● Exercise objective:
In the listing below, locate the lines that hold the string "Горбатова". Copy those lines.

● Extracted material:

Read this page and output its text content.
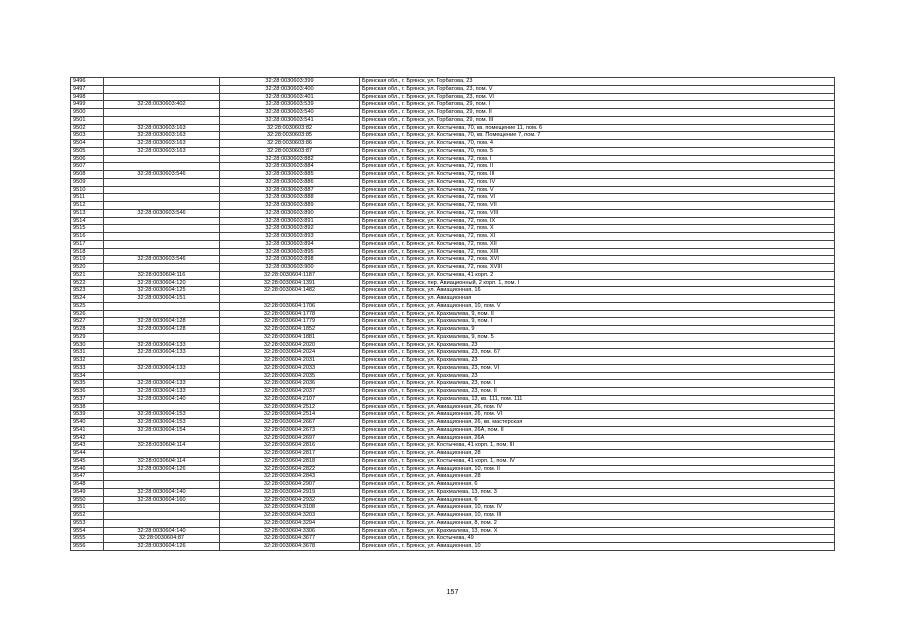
9496		32:28:0030603:399	Брянская обл., г. Брянск, ул. Горбатова, 23
9497		32:28:0030603:400	Брянская обл., г. Брянск, ул. Горбатова, 23, пом. V
9498		32:28:0030603:401	Брянская обл., г. Брянск, ул. Горбатова, 23, пом. VI
9499	32:28:0030603:402	32:28:0030603:539	Брянская обл., г. Брянск, ул. Горбатова, 29, пом. I
9500		32:28:0030603:540	Брянская обл., г. Брянск, ул. Горбатова, 29, пом. II
9501		32:28:0030603:541	Брянская обл., г. Брянск, ул. Горбатова, 29, пом. III
9502	32:28:0030603:163	32:28:0030603:82	Брянская обл., г. Брянск, ул. Костычева, 70, кв. помещение 11, пом. 6
9503	32:28:0030603:163	32:28:0030603:85	Брянская обл., г. Брянск, ул. Костычева, 70, кв. Помещение 7, пом. 7
9504	32:28:0030603:163	32:28:0030603:86	Брянская обл., г. Брянск, ул. Костычева, 70, пом. 4
9505	32:28:0030603:163	32:28:0030603:87	Брянская обл., г. Брянск, ул. Костычева, 70, пом. 5
9506		32:28:0030603:882	Брянская обл., г. Брянск, ул. Костычева, 72, пом. I
9507		32:28:0030603:884	Брянская обл., г. Брянск, ул. Костычева, 72, пом. II
9508	32:28:0030603:546	32:28:0030603:885	Брянская обл., г. Брянск, ул. Костычева, 72, пом. III
9509		32:28:0030603:886	Брянская обл., г. Брянск, ул. Костычева, 72, пом. IV
9510		32:28:0030603:887	Брянская обл., г. Брянск, ул. Костычева, 72, пом. V
9511		32:28:0030603:888	Брянская обл., г. Брянск, ул. Костычева, 72, пом. VI
9512		32:28:0030603:889	Брянская обл., г. Брянск, ул. Костычева, 72, пом. VII
9513	32:28:0030603:546	32:28:0030603:890	Брянская обл., г. Брянск, ул. Костычева, 72, пом. VIII
9514		32:28:0030603:891	Брянская обл., г. Брянск, ул. Костычева, 72, пом. IX
9515		32:28:0030603:892	Брянская обл., г. Брянск, ул. Костычева, 72, пом. X
9516		32:28:0030603:893	Брянская обл., г. Брянск, ул. Костычева, 72, пом. XI
9517		32:28:0030603:894	Брянская обл., г. Брянск, ул. Костычева, 72, пом. XII
9518		32:28:0030603:895	Брянская обл., г. Брянск, ул. Костычева, 72, пом. XIII
9519	32:28:0030603:546	32:28:0030603:898	Брянская обл., г. Брянск, ул. Костычева, 72, пом. XVI
9520		32:28:0030603:900	Брянская обл., г. Брянск, ул. Костычева, 72, пом. XVIII
9521	32:28:0030604:116	32:28:0030604:1187	Брянская обл., г. Брянск, ул. Костычева, 41 корп. 2
9522	32:28:0030604:120	32:28:0030604:1391	Брянская обл., г. Брянск, пер. Авиационный, 2 корп. 1, пом. I
9523	32:28:0030604:125	32:28:0030604:1482	Брянская обл., г. Брянск, ул. Авиационная, 16
9524	32:28:0030604:151		Брянская обл., г. Брянск, ул. Авиационная
9525		32:28:0030604:1706	Брянская обл., г. Брянск, ул. Авиационная, 10, пом. V
9526		32:28:0030604:1778	Брянская обл., г. Брянск, ул. Крахмалева, 9, пом. II
9527	32:28:0030604:128	32:28:0030604:1779	Брянская обл., г. Брянск, ул. Крахмалева, 9, пом. I
9528	32:28:0030604:128	32:28:0030604:1852	Брянская обл., г. Брянск, ул. Крахмалева, 9
9529		32:28:0030604:1881	Брянская обл., г. Брянск, ул. Крахмалева, 9, пом. 5
9530	32:28:0030604:133	32:28:0030604:2020	Брянская обл., г. Брянск, ул. Крахмалева, 23
9531	32:28:0030604:133	32:28:0030604:2024	Брянская обл., г. Брянск, ул. Крахмалева, 23, пом. 67
9532		32:28:0030604:2031	Брянская обл., г. Брянск, ул. Крахмалева, 23
9533	32:28:0030604:133	32:28:0030604:2033	Брянская обл., г. Брянск, ул. Крахмалева, 23, пом. VI
9534		32:28:0030604:2035	Брянская обл., г. Брянск, ул. Крахмалева, 23
9535	32:28:0030604:133	32:28:0030604:2036	Брянская обл., г. Брянск, ул. Крахмалева, 23, пом. I
9536	32:28:0030604:133	32:28:0030604:2037	Брянская обл., г. Брянск, ул. Крахмалева, 23, пом. II
9537	32:28:0030604:140	32:28:0030604:2107	Брянская обл., г. Брянск, ул. Крахмалева, 13, кв. 111, пом. 111
9538		32:28:0030604:2512	Брянская обл., г. Брянск, ул. Авиационная, 26, пом. IV
9539	32:28:0030604:153	32:28:0030604:2514	Брянская обл., г. Брянск, ул. Авиационная, 26, пом. VI
9540	32:28:0030604:153	32:28:0030604:2667	Брянская обл., г. Брянск, ул. Авиационная, 26, кв. мастерская
9541	32:28:0030604:154	32:28:0030604:2673	Брянская обл., г. Брянск, ул. Авиационная, 26А, пом. II
9542		32:28:0030604:2697	Брянская обл., г. Брянск, ул. Авиационная, 26А
9543	32:28:0030604:114	32:28:0030604:2816	Брянская обл., г. Брянск, ул. Костычева, 41 корп. 1, пом. III
9544		32:28:0030604:2817	Брянская обл., г. Брянск, ул. Авиационная, 28
9545	32:28:0030604:114	32:28:0030604:2818	Брянская обл., г. Брянск, ул. Костычева, 41 корп. 1, пом. IV
9546	32:28:0030604:126	32:28:0030604:2822	Брянская обл., г. Брянск, ул. Авиационная, 10, пом. II
9547		32:28:0030604:2843	Брянская обл., г. Брянск, ул. Авиационная, 28
9548		32:28:0030604:2907	Брянская обл., г. Брянск, ул. Авиационная, 6
9549	32:28:0030604:140	32:28:0030604:2919	Брянская обл., г. Брянск, ул. Крахмалева, 13, пом. 3
9550	32:28:0030604:160	32:28:0030604:2932	Брянская обл., г. Брянск, ул. Авиационная, 6
9551		32:28:0030604:3108	Брянская обл., г. Брянск, ул. Авиационная, 10, пом. IV
9552		32:28:0030604:3203	Брянская обл., г. Брянск, ул. Авиационная, 10, пом. III
9553		32:28:0030604:3294	Брянская обл., г. Брянск, ул. Авиационная, 8, пом. 2
9554	32:28:0030604:140	32:28:0030604:3306	Брянская обл., г. Брянск, ул. Крахмалева, 13, пом. X
9555	32:28:0030604:87	32:28:0030604:3677	Брянская обл., г. Брянск, ул. Костычева, 49
9556	32:28:0030604:126	32:28:0030604:3678	Брянская обл., г. Брянск, ул. Авиационная, 10
157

● Result of the exercise:
9496		32:28:0030603:399	Брянская обл., г. Брянск, ул. Горбатова, 23
9497		32:28:0030603:400	Брянская обл., г. Брянск, ул. Горбатова, 23, пом. V
9498		32:28:0030603:401	Брянская обл., г. Брянск, ул. Горбатова, 23, пом. VI
9499	32:28:0030603:402	32:28:0030603:539	Брянская обл., г. Брянск, ул. Горбатова, 29, пом. I
9500		32:28:0030603:540	Брянская обл., г. Брянск, ул. Горбатова, 29, пом. II
9501		32:28:0030603:541	Брянская обл., г. Брянск, ул. Горбатова, 29, пом. III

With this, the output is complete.